= EXERCISE REQUIREMENTS =
Please repeat all of the listing exactly.
<<<<
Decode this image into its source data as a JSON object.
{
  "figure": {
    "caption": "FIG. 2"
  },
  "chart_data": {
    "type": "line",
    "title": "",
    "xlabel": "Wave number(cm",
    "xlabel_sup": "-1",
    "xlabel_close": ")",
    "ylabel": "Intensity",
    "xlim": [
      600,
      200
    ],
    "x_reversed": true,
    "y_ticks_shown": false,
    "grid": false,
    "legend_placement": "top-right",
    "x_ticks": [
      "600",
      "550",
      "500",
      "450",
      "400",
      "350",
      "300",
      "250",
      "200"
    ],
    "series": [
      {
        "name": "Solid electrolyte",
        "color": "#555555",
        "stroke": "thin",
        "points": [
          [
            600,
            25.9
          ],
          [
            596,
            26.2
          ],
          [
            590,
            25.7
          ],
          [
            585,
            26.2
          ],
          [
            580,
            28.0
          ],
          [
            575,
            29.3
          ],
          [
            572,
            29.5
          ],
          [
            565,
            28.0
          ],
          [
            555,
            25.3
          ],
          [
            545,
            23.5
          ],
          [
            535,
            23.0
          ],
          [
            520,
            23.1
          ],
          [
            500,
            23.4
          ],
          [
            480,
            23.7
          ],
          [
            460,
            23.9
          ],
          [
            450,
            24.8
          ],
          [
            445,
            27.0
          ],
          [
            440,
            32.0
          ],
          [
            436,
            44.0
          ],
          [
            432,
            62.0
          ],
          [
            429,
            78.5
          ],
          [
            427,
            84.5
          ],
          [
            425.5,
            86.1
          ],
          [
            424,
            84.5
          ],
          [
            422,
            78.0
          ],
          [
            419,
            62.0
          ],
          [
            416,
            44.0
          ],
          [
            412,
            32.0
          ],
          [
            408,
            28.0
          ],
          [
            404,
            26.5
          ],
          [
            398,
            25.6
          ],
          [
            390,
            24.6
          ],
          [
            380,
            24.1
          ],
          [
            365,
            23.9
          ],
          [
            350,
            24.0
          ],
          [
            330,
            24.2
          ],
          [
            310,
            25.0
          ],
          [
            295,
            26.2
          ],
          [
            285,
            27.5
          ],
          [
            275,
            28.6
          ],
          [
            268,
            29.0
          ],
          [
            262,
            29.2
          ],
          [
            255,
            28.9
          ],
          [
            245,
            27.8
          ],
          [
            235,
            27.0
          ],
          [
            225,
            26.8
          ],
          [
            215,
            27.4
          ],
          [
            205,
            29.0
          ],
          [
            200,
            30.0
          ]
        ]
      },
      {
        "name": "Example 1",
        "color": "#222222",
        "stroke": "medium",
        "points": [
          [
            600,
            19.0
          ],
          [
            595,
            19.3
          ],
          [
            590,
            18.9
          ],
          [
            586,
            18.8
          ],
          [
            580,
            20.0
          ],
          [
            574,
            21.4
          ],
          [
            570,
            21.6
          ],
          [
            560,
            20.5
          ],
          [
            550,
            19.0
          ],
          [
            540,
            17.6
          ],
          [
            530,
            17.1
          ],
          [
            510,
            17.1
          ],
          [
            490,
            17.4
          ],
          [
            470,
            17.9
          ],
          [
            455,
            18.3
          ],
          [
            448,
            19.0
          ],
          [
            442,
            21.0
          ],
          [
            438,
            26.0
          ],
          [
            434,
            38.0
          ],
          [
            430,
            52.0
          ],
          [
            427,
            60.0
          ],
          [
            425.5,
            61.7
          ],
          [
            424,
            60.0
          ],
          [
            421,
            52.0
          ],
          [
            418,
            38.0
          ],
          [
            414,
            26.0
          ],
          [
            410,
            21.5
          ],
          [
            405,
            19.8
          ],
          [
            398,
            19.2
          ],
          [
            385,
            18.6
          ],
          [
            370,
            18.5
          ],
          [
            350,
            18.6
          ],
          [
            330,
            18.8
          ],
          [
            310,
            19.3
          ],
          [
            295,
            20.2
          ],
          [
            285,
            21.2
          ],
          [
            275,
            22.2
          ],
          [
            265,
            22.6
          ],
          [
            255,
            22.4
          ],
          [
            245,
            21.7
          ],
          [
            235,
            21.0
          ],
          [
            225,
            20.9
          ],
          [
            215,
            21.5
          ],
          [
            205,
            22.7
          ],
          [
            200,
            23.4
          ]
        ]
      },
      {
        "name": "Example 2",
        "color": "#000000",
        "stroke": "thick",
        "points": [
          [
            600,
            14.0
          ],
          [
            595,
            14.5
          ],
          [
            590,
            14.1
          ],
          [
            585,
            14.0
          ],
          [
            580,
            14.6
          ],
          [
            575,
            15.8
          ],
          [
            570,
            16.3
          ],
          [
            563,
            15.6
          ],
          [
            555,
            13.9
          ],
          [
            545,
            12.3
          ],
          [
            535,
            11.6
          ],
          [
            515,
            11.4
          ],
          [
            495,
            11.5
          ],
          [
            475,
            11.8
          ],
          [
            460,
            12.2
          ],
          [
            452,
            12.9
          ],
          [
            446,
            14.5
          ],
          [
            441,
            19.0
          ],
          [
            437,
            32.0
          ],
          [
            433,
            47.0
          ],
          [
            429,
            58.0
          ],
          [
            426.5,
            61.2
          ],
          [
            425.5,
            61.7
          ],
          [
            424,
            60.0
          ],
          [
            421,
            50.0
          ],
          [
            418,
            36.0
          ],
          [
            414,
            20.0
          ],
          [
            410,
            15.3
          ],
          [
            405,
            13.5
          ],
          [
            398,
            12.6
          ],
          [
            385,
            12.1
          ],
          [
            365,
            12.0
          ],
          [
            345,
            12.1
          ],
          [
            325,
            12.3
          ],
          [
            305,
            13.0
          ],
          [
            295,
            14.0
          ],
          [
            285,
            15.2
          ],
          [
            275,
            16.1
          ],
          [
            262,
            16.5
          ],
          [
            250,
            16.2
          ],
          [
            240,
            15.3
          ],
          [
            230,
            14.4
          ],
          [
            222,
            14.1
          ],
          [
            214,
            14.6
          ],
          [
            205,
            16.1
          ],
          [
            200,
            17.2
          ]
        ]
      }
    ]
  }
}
>>>>
= WRITTEN ANSWER =
Decode this image into its source data as a JSON object.
{
  "figure": {
    "caption": "FIG. 2"
  },
  "chart_data": {
    "type": "line",
    "title": "",
    "xlabel": "Wave number(cm",
    "xlabel_sup": "-1",
    "xlabel_close": ")",
    "ylabel": "Intensity",
    "xlim": [
      600,
      200
    ],
    "x_reversed": true,
    "y_ticks_shown": false,
    "grid": false,
    "legend_placement": "top-right",
    "x_ticks": [
      "600",
      "550",
      "500",
      "450",
      "400",
      "350",
      "300",
      "250",
      "200"
    ],
    "series": [
      {
        "name": "Solid electrolyte",
        "color": "#555555",
        "stroke": "thin",
        "points": [
          [
            600,
            25.9
          ],
          [
            596,
            26.2
          ],
          [
            590,
            25.7
          ],
          [
            585,
            26.2
          ],
          [
            580,
            28.0
          ],
          [
            575,
            29.3
          ],
          [
            572,
            29.5
          ],
          [
            565,
            28.0
          ],
          [
            555,
            25.3
          ],
          [
            545,
            23.5
          ],
          [
            535,
            23.0
          ],
          [
            520,
            23.1
          ],
          [
            500,
            23.4
          ],
          [
            480,
            23.7
          ],
          [
            460,
            23.9
          ],
          [
            450,
            24.8
          ],
          [
            445,
            27.0
          ],
          [
            440,
            32.0
          ],
          [
            436,
            44.0
          ],
          [
            432,
            62.0
          ],
          [
            429,
            78.5
          ],
          [
            427,
            84.5
          ],
          [
            425.5,
            86.1
          ],
          [
            424,
            84.5
          ],
          [
            422,
            78.0
          ],
          [
            419,
            62.0
          ],
          [
            416,
            44.0
          ],
          [
            412,
            32.0
          ],
          [
            408,
            28.0
          ],
          [
            404,
            26.5
          ],
          [
            398,
            25.6
          ],
          [
            390,
            24.6
          ],
          [
            380,
            24.1
          ],
          [
            365,
            23.9
          ],
          [
            350,
            24.0
          ],
          [
            330,
            24.2
          ],
          [
            310,
            25.0
          ],
          [
            295,
            26.2
          ],
          [
            285,
            27.5
          ],
          [
            275,
            28.6
          ],
          [
            268,
            29.0
          ],
          [
            262,
            29.2
          ],
          [
            255,
            28.9
          ],
          [
            245,
            27.8
          ],
          [
            235,
            27.0
          ],
          [
            225,
            26.8
          ],
          [
            215,
            27.4
          ],
          [
            205,
            29.0
          ],
          [
            200,
            30.0
          ]
        ]
      },
      {
        "name": "Example 1",
        "color": "#222222",
        "stroke": "medium",
        "points": [
          [
            600,
            19.0
          ],
          [
            595,
            19.3
          ],
          [
            590,
            18.9
          ],
          [
            586,
            18.8
          ],
          [
            580,
            20.0
          ],
          [
            574,
            21.4
          ],
          [
            570,
            21.6
          ],
          [
            560,
            20.5
          ],
          [
            550,
            19.0
          ],
          [
            540,
            17.6
          ],
          [
            530,
            17.1
          ],
          [
            510,
            17.1
          ],
          [
            490,
            17.4
          ],
          [
            470,
            17.9
          ],
          [
            455,
            18.3
          ],
          [
            448,
            19.0
          ],
          [
            442,
            21.0
          ],
          [
            438,
            26.0
          ],
          [
            434,
            38.0
          ],
          [
            430,
            52.0
          ],
          [
            427,
            60.0
          ],
          [
            425.5,
            61.7
          ],
          [
            424,
            60.0
          ],
          [
            421,
            52.0
          ],
          [
            418,
            38.0
          ],
          [
            414,
            26.0
          ],
          [
            410,
            21.5
          ],
          [
            405,
            19.8
          ],
          [
            398,
            19.2
          ],
          [
            385,
            18.6
          ],
          [
            370,
            18.5
          ],
          [
            350,
            18.6
          ],
          [
            330,
            18.8
          ],
          [
            310,
            19.3
          ],
          [
            295,
            20.2
          ],
          [
            285,
            21.2
          ],
          [
            275,
            22.2
          ],
          [
            265,
            22.6
          ],
          [
            255,
            22.4
          ],
          [
            245,
            21.7
          ],
          [
            235,
            21.0
          ],
          [
            225,
            20.9
          ],
          [
            215,
            21.5
          ],
          [
            205,
            22.7
          ],
          [
            200,
            23.4
          ]
        ]
      },
      {
        "name": "Example 2",
        "color": "#000000",
        "stroke": "thick",
        "points": [
          [
            600,
            14.0
          ],
          [
            595,
            14.5
          ],
          [
            590,
            14.1
          ],
          [
            585,
            14.0
          ],
          [
            580,
            14.6
          ],
          [
            575,
            15.8
          ],
          [
            570,
            16.3
          ],
          [
            563,
            15.6
          ],
          [
            555,
            13.9
          ],
          [
            545,
            12.3
          ],
          [
            535,
            11.6
          ],
          [
            515,
            11.4
          ],
          [
            495,
            11.5
          ],
          [
            475,
            11.8
          ],
          [
            460,
            12.2
          ],
          [
            452,
            12.9
          ],
          [
            446,
            14.5
          ],
          [
            441,
            19.0
          ],
          [
            437,
            32.0
          ],
          [
            433,
            47.0
          ],
          [
            429,
            58.0
          ],
          [
            426.5,
            61.2
          ],
          [
            425.5,
            61.7
          ],
          [
            424,
            60.0
          ],
          [
            421,
            50.0
          ],
          [
            418,
            36.0
          ],
          [
            414,
            20.0
          ],
          [
            410,
            15.3
          ],
          [
            405,
            13.5
          ],
          [
            398,
            12.6
          ],
          [
            385,
            12.1
          ],
          [
            365,
            12.0
          ],
          [
            345,
            12.1
          ],
          [
            325,
            12.3
          ],
          [
            305,
            13.0
          ],
          [
            295,
            14.0
          ],
          [
            285,
            15.2
          ],
          [
            275,
            16.1
          ],
          [
            262,
            16.5
          ],
          [
            250,
            16.2
          ],
          [
            240,
            15.3
          ],
          [
            230,
            14.4
          ],
          [
            222,
            14.1
          ],
          [
            214,
            14.6
          ],
          [
            205,
            16.1
          ],
          [
            200,
            17.2
          ]
        ]
      }
    ]
  }
}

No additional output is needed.